- PROBLEM TO SOLVE: List each line holding the string "Gobierno".

- DATA FOR THIS TASK:
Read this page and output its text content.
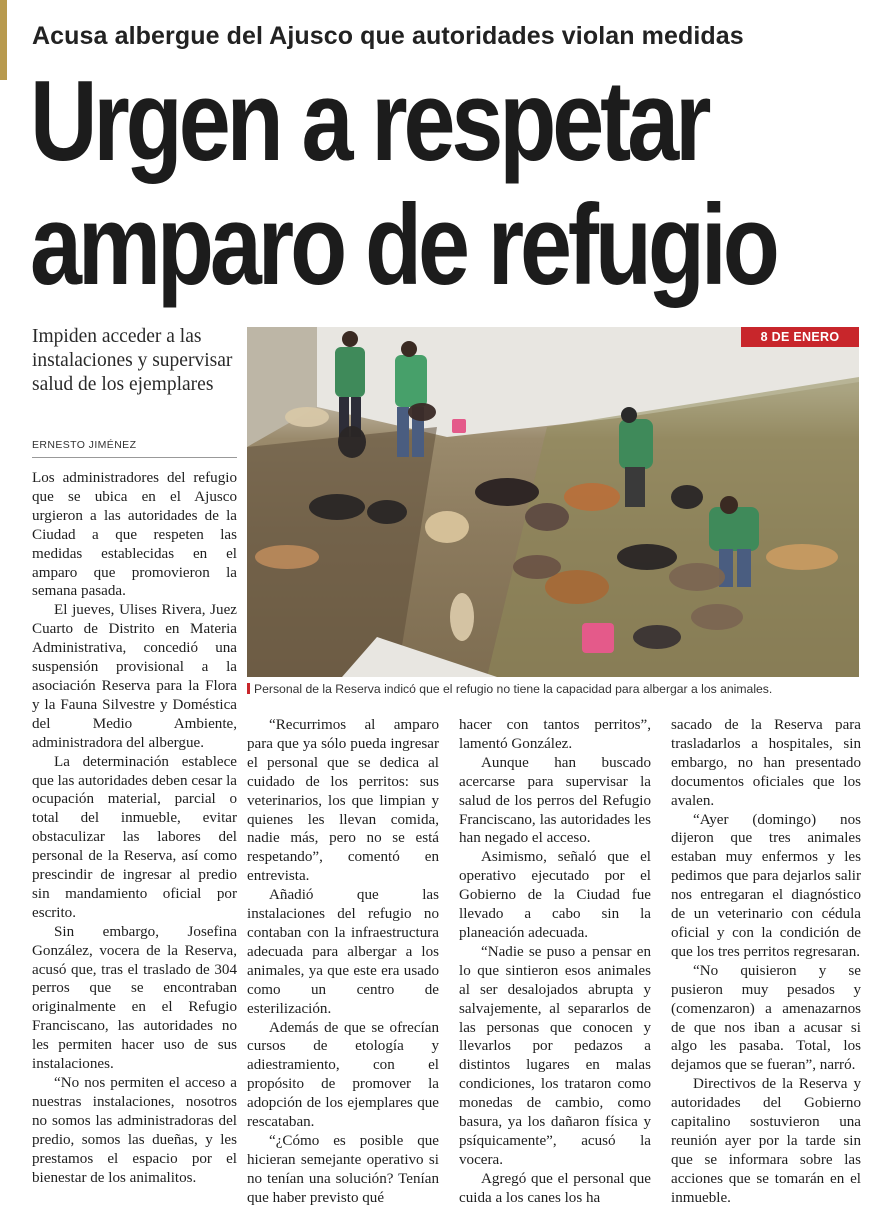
Acusa albergue del Ajusco que autoridades violan medidas
Urgen a respetar
amparo de refugio
Impiden acceder a las instalaciones y supervisar salud de los ejemplares
ERNESTO JIMÉNEZ
8 DE ENERO
Personal de la Reserva indicó que el refugio no tiene la capacidad para albergar a los animales.

Los administradores del refugio que se ubica en el Ajusco urgieron a las autoridades de la Ciudad a que respeten las medidas establecidas en el amparo que promovieron la semana pasada.

El jueves, Ulises Rivera, Juez Cuarto de Distrito en Materia Administrativa, concedió una suspensión provisional a la asociación Reserva para la Flora y la Fauna Silvestre y Doméstica del Medio Ambiente, administradora del albergue.

La determinación establece que las autoridades deben cesar la ocupación material, parcial o total del inmueble, evitar obstaculizar las labores del personal de la Reserva, así como prescindir de ingresar al predio sin mandamiento oficial por escrito.

Sin embargo, Josefina González, vocera de la Reserva, acusó que, tras el traslado de 304 perros que se encontraban originalmente en el Refugio Franciscano, las autoridades no les permiten hacer uso de sus instalaciones.

“No nos permiten el acceso a nuestras instalaciones, nosotros no somos las administradoras del predio, somos las dueñas, y les prestamos el espacio por el bienestar de los animalitos.

“Recurrimos al amparo para que ya sólo pueda ingresar el personal que se dedica al cuidado de los perritos: sus veterinarios, los que limpian y quienes les llevan comida, nadie más, pero no se está respetando”, comentó en entrevista.

Añadió que las instalaciones del refugio no contaban con la infraestructura adecuada para albergar a los animales, ya que este era usado como un centro de esterilización.

Además de que se ofrecían cursos de etología y adiestramiento, con el propósito de promover la adopción de los ejemplares que rescataban.

“¿Cómo es posible que hicieran semejante operativo si no tenían una solución? Tenían que haber previsto qué

hacer con tantos perritos”, lamentó González.

Aunque han buscado acercarse para supervisar la salud de los perros del Refugio Franciscano, las autoridades les han negado el acceso.

Asimismo, señaló que el operativo ejecutado por el Gobierno de la Ciudad fue llevado a cabo sin la planeación adecuada.

“Nadie se puso a pensar en lo que sintieron esos animales al ser desalojados abrupta y salvajemente, al separarlos de las personas que conocen y llevarlos por pedazos a distintos lugares en malas condiciones, los trataron como monedas de cambio, como basura, ya los dañaron física y psíquicamente”, acusó la vocera.

Agregó que el personal que cuida a los canes los ha

sacado de la Reserva para trasladarlos a hospitales, sin embargo, no han presentado documentos oficiales que los avalen.

“Ayer (domingo) nos dijeron que tres animales estaban muy enfermos y les pedimos que para dejarlos salir nos entregaran el diagnóstico de un veterinario con cédula oficial y con la condición de que los tres perritos regresaran.

“No quisieron y se pusieron muy pesados y (comenzaron) a amenazarnos de que nos iban a acusar si algo les pasaba. Total, los dejamos que se fueran”, narró.

Directivos de la Reserva y autoridades del Gobierno capitalino sostuvieron una reunión ayer por la tarde sin que se informara sobre las acciones que se tomarán en el inmueble.
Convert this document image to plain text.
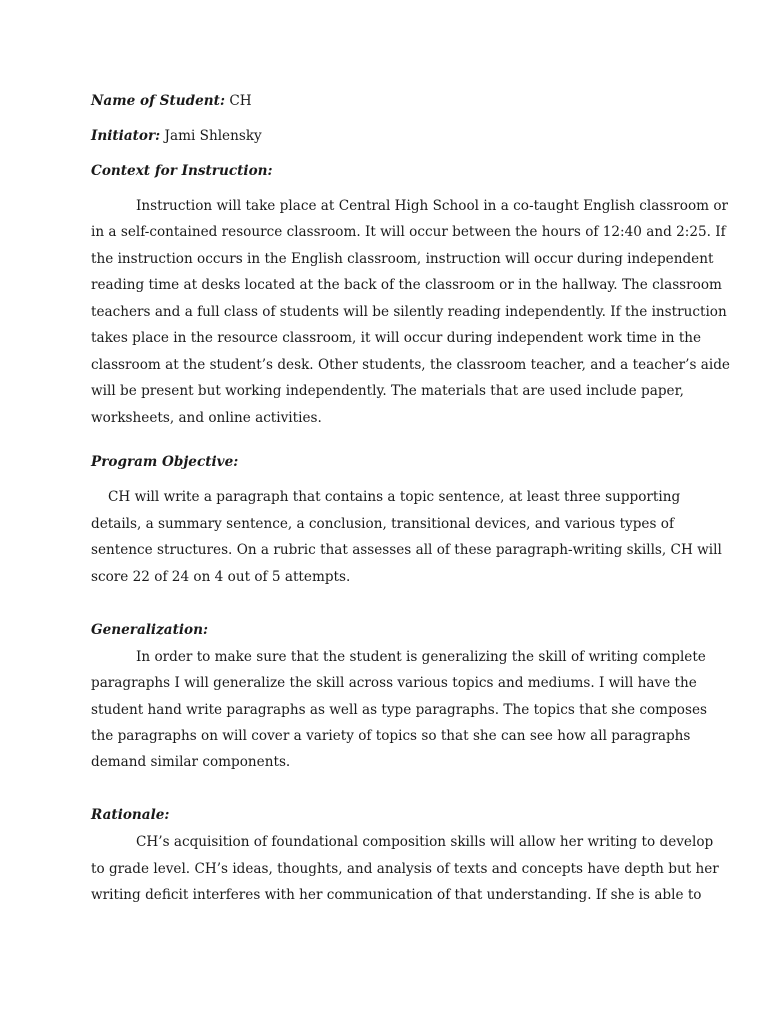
Name of Student: CH
Initiator: Jami Shlensky
Context for Instruction:
Instruction will take place at Central High School in a co-taught English classroom or
in a self-contained resource classroom. It will occur between the hours of 12:40 and 2:25. If
the instruction occurs in the English classroom, instruction will occur during independent
reading time at desks located at the back of the classroom or in the hallway. The classroom
teachers and a full class of students will be silently reading independently. If the instruction
takes place in the resource classroom, it will occur during independent work time in the
classroom at the student’s desk. Other students, the classroom teacher, and a teacher’s aide
will be present but working independently. The materials that are used include paper,
worksheets, and online activities.
Program Objective:
CH will write a paragraph that contains a topic sentence, at least three supporting
details, a summary sentence, a conclusion, transitional devices, and various types of
sentence structures. On a rubric that assesses all of these paragraph-writing skills, CH will
score 22 of 24 on 4 out of 5 attempts.
Generalization:
In order to make sure that the student is generalizing the skill of writing complete
paragraphs I will generalize the skill across various topics and mediums. I will have the
student hand write paragraphs as well as type paragraphs. The topics that she composes
the paragraphs on will cover a variety of topics so that she can see how all paragraphs
demand similar components.
Rationale:
CH’s acquisition of foundational composition skills will allow her writing to develop
to grade level. CH’s ideas, thoughts, and analysis of texts and concepts have depth but her
writing deficit interferes with her communication of that understanding. If she is able to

- ANSWER TO THIS PROBLEM:
Asimismo, señaló que el operativo ejecutado por el Gobierno de la Ciudad fue llevado a cabo sin la planeación adecuada.
Directivos de la Reserva y autoridades del Gobierno capitalino sostuvieron una reunión ayer por la tarde sin que se informara sobre las acciones que se tomarán en el inmueble.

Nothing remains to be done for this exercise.